■ **GOAL OF THE EXERCISE**
Every line below that mentions the word "JSON" should be copied out.
______
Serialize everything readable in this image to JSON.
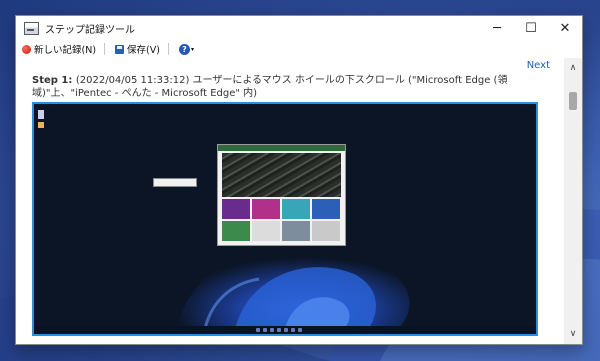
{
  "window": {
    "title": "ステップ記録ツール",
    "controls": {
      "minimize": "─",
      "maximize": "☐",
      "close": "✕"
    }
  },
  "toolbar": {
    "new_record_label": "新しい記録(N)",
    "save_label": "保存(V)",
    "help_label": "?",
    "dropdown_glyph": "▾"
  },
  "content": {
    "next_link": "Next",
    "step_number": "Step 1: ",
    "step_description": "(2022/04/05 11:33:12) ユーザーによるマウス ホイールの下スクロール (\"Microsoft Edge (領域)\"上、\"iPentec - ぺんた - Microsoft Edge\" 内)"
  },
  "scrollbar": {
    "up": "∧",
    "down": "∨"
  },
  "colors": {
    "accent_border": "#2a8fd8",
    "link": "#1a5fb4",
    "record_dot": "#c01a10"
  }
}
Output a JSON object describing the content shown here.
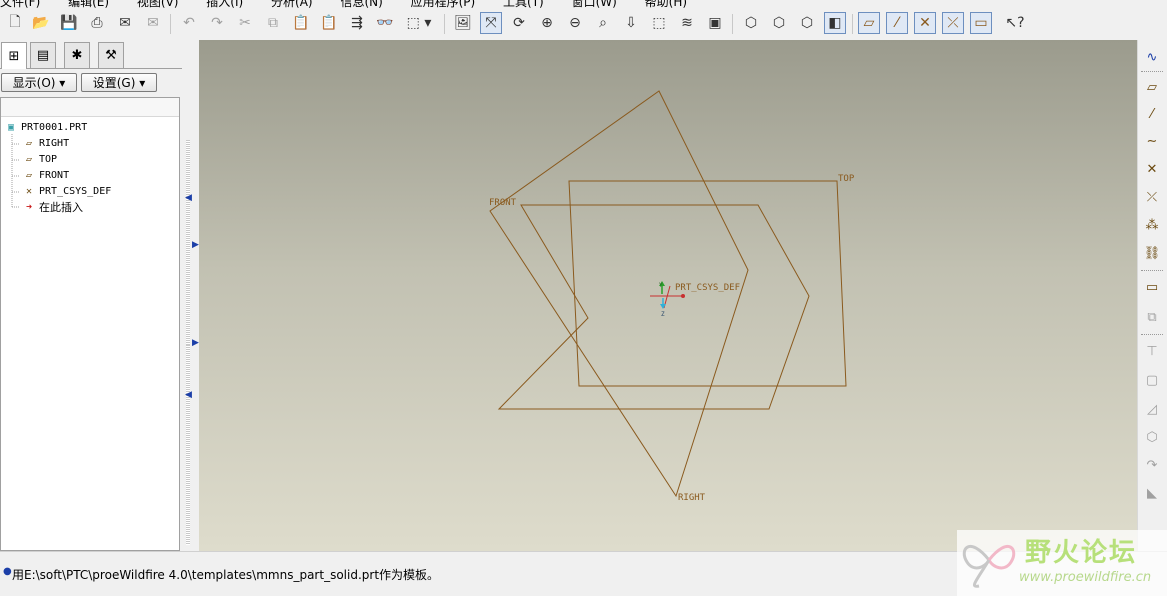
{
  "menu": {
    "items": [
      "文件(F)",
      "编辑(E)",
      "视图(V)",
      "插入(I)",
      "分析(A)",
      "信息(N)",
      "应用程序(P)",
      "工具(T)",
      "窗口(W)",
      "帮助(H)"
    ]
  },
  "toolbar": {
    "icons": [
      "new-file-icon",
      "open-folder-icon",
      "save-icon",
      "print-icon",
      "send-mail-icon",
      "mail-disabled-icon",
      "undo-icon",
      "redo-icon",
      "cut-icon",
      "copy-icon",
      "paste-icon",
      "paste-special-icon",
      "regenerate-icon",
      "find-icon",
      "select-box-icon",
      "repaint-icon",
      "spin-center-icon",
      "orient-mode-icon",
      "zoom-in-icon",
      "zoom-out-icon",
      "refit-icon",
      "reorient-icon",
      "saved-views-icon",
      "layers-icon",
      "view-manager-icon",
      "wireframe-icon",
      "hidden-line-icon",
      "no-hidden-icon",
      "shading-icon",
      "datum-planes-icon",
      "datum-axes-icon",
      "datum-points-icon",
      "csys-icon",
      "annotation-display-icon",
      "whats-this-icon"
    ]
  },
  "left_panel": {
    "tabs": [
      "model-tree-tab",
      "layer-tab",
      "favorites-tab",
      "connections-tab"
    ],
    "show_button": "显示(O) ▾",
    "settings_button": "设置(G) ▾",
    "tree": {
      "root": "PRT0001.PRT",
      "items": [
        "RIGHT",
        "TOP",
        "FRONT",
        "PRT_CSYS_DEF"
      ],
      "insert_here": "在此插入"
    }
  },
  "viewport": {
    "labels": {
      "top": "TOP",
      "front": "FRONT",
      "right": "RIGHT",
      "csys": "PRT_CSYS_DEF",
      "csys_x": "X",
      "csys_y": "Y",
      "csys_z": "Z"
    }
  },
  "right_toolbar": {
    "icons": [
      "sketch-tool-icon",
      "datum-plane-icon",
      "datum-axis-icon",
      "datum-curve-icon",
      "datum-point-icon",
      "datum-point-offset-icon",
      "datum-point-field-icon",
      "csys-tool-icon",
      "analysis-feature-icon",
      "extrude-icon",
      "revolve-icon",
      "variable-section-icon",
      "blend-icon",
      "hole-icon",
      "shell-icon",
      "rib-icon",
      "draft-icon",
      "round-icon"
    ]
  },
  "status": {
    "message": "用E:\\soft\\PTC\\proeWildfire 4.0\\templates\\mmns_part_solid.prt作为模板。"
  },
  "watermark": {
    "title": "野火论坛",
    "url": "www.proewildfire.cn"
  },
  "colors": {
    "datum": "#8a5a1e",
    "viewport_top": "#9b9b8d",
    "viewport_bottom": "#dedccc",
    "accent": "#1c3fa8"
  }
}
______
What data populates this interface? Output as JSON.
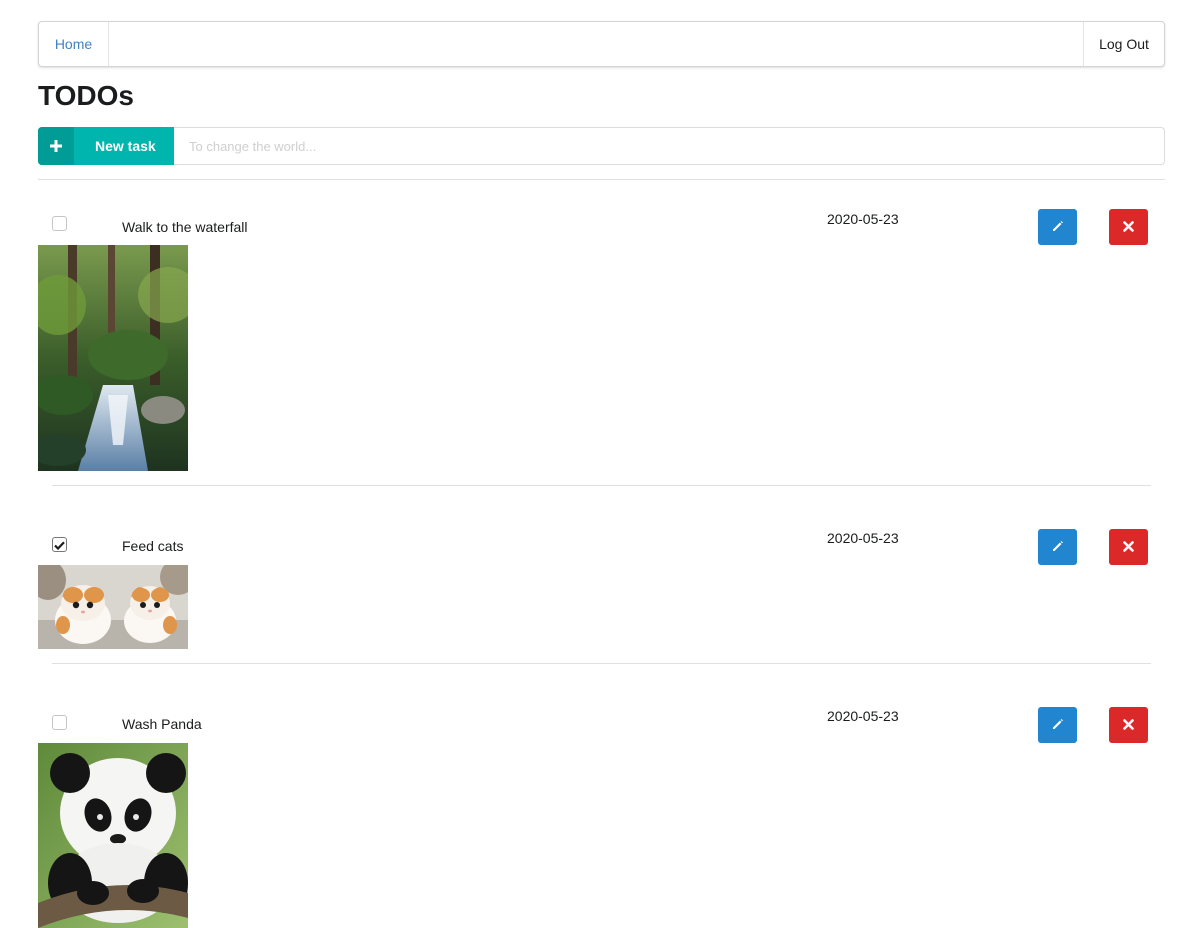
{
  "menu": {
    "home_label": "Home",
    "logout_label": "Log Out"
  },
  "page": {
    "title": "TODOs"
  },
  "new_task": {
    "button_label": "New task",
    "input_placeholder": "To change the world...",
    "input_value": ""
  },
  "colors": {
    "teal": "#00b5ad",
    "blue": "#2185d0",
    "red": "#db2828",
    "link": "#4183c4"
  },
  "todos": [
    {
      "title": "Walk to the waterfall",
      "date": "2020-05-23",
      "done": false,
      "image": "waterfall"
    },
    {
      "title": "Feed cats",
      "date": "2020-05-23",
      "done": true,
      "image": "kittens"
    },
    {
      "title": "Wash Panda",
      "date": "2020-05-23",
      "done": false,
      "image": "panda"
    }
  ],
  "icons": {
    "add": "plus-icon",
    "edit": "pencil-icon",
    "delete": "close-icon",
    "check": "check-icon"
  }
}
______
■ **THE SOLUTION**
Serialize everything readable in this image to JSON.
Output a JSON object describing the content shown here.
What data populates this interface? Output as JSON.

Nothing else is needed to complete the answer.